■ **EXERCISE OBJECTIVE**
Show each line of the data below that has the string "Invernáculo" in it.
____
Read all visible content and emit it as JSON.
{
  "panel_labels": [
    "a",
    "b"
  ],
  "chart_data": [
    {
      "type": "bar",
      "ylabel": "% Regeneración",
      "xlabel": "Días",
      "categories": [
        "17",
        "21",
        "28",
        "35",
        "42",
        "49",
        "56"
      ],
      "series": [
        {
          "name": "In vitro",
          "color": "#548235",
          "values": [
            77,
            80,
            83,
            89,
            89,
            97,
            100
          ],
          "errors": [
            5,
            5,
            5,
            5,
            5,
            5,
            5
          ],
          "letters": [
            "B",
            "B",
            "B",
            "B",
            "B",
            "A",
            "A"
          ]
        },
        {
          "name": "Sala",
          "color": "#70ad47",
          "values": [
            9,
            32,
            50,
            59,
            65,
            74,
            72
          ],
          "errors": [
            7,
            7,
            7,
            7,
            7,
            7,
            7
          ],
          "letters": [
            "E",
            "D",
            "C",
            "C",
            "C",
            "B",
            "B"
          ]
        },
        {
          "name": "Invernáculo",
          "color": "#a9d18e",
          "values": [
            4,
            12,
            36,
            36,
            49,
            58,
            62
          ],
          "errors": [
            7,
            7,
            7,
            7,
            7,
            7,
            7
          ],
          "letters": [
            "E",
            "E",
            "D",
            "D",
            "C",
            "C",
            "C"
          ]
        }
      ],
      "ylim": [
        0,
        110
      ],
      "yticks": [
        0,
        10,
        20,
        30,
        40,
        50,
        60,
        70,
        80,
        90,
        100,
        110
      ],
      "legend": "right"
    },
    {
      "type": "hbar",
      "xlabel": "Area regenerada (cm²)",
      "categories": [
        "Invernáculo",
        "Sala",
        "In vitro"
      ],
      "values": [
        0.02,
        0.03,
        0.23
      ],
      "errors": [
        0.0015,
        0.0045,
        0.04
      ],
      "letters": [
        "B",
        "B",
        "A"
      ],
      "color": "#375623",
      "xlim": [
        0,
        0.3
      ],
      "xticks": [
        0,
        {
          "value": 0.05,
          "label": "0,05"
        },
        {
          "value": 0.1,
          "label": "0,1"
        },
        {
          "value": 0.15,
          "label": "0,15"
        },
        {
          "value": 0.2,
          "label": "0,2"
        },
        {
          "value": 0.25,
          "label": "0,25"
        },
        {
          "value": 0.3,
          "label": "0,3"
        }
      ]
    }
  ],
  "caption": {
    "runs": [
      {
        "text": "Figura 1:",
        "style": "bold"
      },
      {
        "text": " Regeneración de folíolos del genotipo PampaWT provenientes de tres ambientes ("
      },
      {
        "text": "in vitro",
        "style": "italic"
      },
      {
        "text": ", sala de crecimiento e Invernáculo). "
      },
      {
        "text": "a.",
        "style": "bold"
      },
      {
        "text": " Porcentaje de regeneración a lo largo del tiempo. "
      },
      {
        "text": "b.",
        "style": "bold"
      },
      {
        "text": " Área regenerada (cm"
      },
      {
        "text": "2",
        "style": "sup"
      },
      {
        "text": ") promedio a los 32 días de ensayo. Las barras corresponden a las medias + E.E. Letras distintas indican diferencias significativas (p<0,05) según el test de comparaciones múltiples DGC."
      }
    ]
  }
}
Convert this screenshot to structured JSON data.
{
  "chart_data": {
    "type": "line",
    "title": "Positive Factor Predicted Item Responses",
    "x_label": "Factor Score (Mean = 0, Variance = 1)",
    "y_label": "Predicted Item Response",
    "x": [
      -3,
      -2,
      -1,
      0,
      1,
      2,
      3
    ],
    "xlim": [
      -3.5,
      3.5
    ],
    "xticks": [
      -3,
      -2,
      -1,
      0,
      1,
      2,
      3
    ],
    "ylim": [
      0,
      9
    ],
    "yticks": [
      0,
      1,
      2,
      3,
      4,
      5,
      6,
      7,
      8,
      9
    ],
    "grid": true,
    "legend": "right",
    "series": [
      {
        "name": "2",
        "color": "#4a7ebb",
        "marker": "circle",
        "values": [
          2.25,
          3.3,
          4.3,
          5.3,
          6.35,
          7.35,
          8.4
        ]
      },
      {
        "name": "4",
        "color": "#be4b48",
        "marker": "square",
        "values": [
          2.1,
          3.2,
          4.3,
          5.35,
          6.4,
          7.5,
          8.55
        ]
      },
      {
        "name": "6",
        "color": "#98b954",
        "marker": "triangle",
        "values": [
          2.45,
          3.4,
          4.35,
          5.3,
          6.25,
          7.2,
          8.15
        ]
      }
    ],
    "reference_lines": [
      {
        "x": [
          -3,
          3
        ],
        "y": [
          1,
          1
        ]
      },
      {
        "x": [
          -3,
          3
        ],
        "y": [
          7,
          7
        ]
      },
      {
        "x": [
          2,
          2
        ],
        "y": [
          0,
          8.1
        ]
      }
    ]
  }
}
____
■ **SOLVED EXERCISE**
          "name": "Invernáculo",
        "Invernáculo",
        "text": ", sala de crecimiento e Invernáculo). "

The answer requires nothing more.